-- begin Information shown --

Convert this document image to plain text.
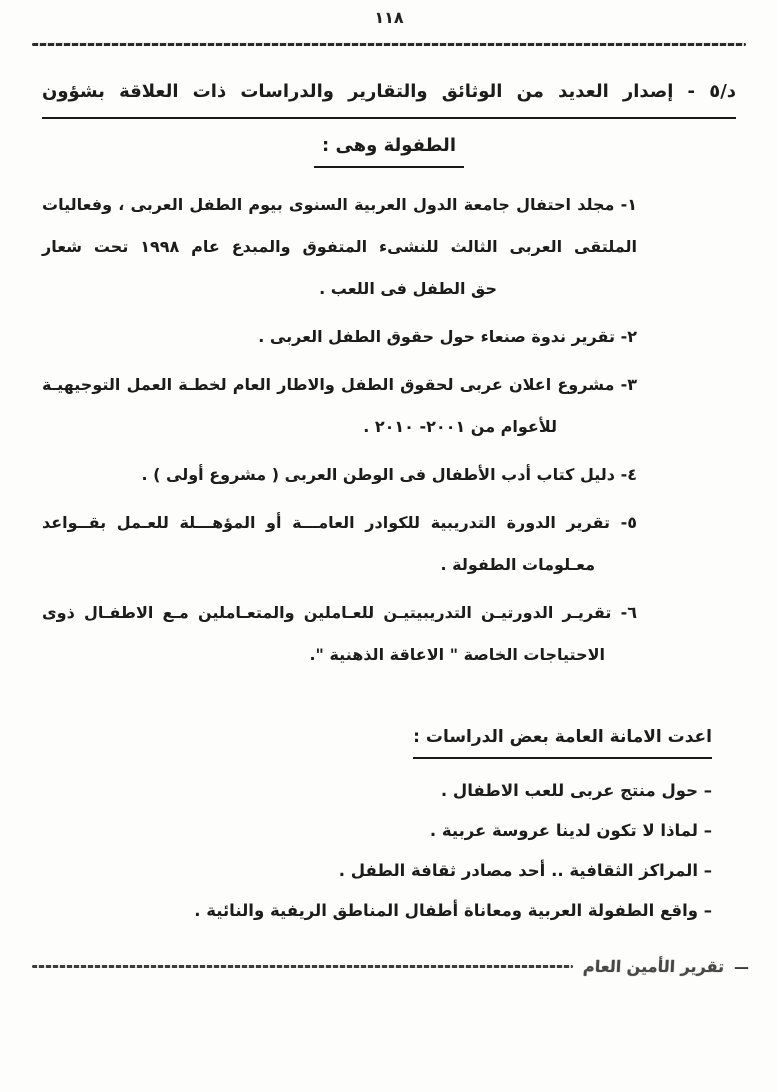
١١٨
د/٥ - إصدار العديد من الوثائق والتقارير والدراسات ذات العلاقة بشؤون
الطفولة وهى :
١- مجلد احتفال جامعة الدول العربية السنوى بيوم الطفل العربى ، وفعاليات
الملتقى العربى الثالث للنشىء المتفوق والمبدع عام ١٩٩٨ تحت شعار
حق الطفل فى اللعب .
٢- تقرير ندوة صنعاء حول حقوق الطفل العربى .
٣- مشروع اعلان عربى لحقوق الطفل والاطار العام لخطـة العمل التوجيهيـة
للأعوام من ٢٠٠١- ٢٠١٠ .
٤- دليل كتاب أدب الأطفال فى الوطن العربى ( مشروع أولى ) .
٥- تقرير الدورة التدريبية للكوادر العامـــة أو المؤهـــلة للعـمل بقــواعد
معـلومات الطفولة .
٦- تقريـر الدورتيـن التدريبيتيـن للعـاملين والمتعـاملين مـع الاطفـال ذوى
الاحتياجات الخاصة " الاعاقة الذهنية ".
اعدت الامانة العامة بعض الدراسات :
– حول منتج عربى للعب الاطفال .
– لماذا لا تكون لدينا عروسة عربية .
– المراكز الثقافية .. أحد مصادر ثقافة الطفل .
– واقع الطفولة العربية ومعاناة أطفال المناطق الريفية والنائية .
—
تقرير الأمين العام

-- end Information shown --
-- begin Information shown --

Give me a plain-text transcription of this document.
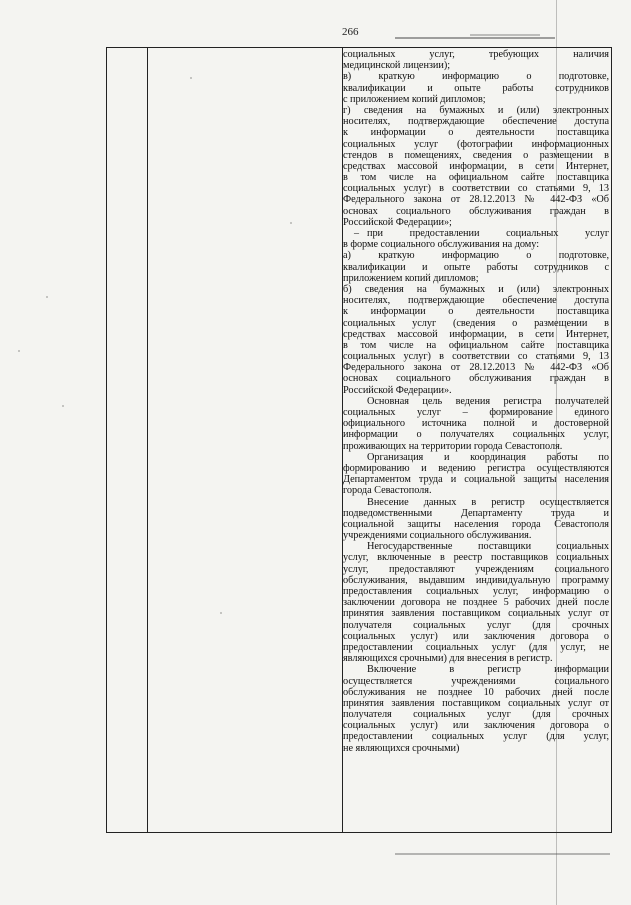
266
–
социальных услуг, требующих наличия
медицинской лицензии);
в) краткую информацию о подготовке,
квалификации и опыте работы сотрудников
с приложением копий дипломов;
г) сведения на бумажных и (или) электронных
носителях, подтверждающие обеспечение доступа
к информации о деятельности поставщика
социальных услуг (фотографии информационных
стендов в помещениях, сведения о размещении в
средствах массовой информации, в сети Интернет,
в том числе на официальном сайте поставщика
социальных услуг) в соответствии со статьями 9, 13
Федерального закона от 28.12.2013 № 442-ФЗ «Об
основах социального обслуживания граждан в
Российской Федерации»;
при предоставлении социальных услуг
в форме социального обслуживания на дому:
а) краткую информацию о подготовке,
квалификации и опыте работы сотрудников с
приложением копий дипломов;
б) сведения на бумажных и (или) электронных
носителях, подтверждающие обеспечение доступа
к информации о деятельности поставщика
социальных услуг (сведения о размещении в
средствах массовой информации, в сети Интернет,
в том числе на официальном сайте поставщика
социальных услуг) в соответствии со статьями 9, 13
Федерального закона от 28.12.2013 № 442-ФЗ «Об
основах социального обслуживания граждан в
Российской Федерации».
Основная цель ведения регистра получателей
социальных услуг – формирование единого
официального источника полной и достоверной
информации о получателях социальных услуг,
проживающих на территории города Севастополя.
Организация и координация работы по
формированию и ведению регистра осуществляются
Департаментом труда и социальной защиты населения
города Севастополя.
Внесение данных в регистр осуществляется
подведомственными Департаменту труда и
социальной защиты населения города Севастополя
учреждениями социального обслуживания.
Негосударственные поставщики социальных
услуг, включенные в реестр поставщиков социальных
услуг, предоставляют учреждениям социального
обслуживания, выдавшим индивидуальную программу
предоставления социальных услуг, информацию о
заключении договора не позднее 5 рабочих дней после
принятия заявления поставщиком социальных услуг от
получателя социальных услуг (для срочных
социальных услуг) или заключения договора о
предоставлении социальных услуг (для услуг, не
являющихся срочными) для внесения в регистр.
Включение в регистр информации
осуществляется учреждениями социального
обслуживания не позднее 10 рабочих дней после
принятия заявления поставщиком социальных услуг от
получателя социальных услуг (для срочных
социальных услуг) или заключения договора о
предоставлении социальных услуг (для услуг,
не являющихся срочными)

-- end Information shown --

• **Exercise description**: In the listing, find every line containing the word "приложением" and list it.

• **Solution**:
с приложением копий дипломов;
приложением копий дипломов;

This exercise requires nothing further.